**WORK REQUIRED:** Your task is to repeat the records exactly from the line containing "Type out the text in this image." onward, through the final line.

# start of RECORDED DATA

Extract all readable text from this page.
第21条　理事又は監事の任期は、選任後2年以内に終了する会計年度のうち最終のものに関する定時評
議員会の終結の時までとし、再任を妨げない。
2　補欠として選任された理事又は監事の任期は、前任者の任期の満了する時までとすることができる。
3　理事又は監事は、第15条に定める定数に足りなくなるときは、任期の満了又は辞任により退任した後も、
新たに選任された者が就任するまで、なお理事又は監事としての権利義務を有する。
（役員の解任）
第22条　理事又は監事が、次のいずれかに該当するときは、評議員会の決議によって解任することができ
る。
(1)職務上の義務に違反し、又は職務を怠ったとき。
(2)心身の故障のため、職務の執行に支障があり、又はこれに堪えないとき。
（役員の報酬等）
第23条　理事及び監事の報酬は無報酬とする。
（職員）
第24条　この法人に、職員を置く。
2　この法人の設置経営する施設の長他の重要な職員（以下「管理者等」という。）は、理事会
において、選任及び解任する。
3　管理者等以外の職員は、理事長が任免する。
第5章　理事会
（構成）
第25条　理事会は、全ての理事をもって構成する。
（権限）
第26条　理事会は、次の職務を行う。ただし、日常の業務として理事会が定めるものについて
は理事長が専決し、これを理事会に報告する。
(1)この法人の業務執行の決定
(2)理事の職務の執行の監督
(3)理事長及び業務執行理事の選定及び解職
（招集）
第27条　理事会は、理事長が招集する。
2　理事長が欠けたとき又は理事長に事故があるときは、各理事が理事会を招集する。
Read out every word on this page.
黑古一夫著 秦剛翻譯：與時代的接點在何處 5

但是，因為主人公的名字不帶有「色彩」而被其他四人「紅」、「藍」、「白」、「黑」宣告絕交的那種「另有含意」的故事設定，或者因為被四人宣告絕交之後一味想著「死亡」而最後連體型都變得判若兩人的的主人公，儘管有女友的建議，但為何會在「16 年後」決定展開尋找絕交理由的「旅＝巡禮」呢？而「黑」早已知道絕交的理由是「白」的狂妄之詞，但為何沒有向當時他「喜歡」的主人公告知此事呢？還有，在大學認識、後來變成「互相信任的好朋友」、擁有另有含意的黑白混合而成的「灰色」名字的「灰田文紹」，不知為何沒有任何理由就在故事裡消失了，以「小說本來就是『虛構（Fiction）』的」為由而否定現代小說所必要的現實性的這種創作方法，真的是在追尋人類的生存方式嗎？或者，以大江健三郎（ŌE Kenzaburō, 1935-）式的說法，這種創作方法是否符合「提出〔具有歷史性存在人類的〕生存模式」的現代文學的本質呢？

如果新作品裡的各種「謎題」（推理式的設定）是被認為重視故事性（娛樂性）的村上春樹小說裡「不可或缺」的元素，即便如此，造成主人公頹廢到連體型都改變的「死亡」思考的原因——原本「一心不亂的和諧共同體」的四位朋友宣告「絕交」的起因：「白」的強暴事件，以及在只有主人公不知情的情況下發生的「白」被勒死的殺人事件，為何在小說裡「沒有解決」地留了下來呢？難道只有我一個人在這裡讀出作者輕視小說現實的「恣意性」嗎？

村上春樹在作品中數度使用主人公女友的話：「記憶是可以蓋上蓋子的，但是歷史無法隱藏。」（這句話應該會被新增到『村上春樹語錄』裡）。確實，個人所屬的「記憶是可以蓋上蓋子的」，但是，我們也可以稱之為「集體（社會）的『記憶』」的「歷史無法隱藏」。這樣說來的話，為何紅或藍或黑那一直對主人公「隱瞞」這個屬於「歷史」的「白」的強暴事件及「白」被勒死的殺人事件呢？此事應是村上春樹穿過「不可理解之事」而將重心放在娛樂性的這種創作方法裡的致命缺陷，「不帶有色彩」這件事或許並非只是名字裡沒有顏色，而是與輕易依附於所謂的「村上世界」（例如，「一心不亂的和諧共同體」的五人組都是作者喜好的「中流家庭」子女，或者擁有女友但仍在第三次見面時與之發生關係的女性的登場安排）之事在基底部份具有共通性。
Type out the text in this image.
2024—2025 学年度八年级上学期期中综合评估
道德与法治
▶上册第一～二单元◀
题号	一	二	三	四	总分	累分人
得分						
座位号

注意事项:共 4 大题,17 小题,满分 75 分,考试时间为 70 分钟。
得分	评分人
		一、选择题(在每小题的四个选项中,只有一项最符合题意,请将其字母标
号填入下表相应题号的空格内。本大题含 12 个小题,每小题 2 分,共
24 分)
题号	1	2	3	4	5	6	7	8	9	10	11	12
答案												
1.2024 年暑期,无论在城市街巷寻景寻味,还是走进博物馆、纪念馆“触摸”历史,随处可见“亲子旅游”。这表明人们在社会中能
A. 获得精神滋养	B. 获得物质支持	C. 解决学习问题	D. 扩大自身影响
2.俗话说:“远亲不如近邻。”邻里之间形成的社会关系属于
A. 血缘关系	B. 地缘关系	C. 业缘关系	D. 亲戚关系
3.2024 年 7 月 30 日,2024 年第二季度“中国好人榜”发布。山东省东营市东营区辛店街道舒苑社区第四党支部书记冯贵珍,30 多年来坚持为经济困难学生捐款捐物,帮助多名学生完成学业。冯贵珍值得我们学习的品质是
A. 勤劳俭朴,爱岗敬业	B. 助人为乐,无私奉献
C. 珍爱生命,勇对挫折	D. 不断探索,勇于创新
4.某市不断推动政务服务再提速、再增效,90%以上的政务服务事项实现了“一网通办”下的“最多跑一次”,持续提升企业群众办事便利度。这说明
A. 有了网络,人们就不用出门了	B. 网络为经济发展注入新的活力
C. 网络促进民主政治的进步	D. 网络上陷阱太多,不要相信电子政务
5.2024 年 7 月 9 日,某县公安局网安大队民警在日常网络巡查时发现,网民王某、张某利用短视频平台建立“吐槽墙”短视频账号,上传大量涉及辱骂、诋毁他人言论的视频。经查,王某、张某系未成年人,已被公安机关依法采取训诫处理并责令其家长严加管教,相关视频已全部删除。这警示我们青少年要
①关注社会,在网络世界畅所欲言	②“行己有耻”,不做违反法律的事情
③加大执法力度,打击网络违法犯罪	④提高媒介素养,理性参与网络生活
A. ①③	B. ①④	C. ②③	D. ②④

# end of RECORDED DATA

**REPLY TO THE EXERCISE:**
Type out the text in this image.
2024—2025 学年度八年级上学期期中综合评估
道德与法治
▶上册第一～二单元◀
题号	一	二	三	四	总分	累分人
得分						
座位号

注意事项:共 4 大题,17 小题,满分 75 分,考试时间为 70 分钟。
得分	评分人
		一、选择题(在每小题的四个选项中,只有一项最符合题意,请将其字母标
号填入下表相应题号的空格内。本大题含 12 个小题,每小题 2 分,共
24 分)
题号	1	2	3	4	5	6	7	8	9	10	11	12
答案												
1.2024 年暑期,无论在城市街巷寻景寻味,还是走进博物馆、纪念馆“触摸”历史,随处可见“亲子旅游”。这表明人们在社会中能
A. 获得精神滋养	B. 获得物质支持	C. 解决学习问题	D. 扩大自身影响
2.俗话说:“远亲不如近邻。”邻里之间形成的社会关系属于
A. 血缘关系	B. 地缘关系	C. 业缘关系	D. 亲戚关系
3.2024 年 7 月 30 日,2024 年第二季度“中国好人榜”发布。山东省东营市东营区辛店街道舒苑社区第四党支部书记冯贵珍,30 多年来坚持为经济困难学生捐款捐物,帮助多名学生完成学业。冯贵珍值得我们学习的品质是
A. 勤劳俭朴,爱岗敬业	B. 助人为乐,无私奉献
C. 珍爱生命,勇对挫折	D. 不断探索,勇于创新
4.某市不断推动政务服务再提速、再增效,90%以上的政务服务事项实现了“一网通办”下的“最多跑一次”,持续提升企业群众办事便利度。这说明
A. 有了网络,人们就不用出门了	B. 网络为经济发展注入新的活力
C. 网络促进民主政治的进步	D. 网络上陷阱太多,不要相信电子政务
5.2024 年 7 月 9 日,某县公安局网安大队民警在日常网络巡查时发现,网民王某、张某利用短视频平台建立“吐槽墙”短视频账号,上传大量涉及辱骂、诋毁他人言论的视频。经查,王某、张某系未成年人,已被公安机关依法采取训诫处理并责令其家长严加管教,相关视频已全部删除。这警示我们青少年要
①关注社会,在网络世界畅所欲言	②“行己有耻”,不做违反法律的事情
③加大执法力度,打击网络违法犯罪	④提高媒介素养,理性参与网络生活
A. ①③	B. ①④	C. ②③	D. ②④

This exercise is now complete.